• [DATA SUPPLIED]
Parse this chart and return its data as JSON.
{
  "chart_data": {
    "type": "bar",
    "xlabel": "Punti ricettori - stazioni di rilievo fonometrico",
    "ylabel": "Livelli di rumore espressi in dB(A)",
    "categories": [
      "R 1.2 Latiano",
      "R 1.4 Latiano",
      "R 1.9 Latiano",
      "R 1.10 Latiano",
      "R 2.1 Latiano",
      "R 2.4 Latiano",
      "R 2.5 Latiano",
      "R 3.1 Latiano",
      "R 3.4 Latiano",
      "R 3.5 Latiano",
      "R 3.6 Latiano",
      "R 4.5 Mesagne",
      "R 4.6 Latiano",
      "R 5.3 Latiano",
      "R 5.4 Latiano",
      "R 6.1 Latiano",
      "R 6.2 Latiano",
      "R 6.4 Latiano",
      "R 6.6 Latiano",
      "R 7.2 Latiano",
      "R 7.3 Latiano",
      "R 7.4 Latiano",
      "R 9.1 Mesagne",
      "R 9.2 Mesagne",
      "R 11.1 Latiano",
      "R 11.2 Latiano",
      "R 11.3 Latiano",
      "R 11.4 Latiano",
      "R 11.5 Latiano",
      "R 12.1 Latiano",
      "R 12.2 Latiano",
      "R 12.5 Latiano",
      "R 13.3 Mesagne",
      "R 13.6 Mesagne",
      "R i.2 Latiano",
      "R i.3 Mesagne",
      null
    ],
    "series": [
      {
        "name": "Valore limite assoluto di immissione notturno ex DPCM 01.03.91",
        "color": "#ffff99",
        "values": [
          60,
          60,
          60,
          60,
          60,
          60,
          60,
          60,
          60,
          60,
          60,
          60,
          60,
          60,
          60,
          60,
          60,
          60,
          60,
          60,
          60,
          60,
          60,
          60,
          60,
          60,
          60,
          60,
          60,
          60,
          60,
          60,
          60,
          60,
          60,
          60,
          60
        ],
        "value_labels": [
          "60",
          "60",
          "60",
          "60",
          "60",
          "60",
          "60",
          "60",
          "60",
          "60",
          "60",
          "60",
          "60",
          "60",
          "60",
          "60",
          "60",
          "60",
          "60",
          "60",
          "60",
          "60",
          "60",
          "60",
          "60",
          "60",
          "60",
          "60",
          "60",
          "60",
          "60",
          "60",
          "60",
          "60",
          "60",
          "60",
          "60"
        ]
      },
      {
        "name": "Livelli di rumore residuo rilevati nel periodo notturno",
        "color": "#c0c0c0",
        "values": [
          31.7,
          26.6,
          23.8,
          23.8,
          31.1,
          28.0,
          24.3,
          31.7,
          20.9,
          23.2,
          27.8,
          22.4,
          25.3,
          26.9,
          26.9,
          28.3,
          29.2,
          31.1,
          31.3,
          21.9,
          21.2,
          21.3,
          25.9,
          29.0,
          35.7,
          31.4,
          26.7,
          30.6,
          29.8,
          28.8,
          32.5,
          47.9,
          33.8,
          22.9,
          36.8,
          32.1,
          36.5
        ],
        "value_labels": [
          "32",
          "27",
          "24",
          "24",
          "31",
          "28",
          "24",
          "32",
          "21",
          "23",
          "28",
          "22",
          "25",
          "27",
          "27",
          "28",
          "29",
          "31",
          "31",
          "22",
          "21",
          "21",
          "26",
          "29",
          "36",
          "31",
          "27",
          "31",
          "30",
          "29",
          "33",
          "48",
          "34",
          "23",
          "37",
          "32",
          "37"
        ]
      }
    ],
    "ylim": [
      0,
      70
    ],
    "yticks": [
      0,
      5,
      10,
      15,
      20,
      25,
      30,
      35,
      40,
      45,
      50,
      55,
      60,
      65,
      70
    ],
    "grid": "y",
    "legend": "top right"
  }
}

• [GIVEN EXERCISE] Lines of the material that contain the word "rumore" are to be gathered.

• [ANSWER TO THE PROBLEM]
    "ylabel": "Livelli di rumore espressi in dB(A)",
        "name": "Livelli di rumore residuo rilevati nel periodo notturno",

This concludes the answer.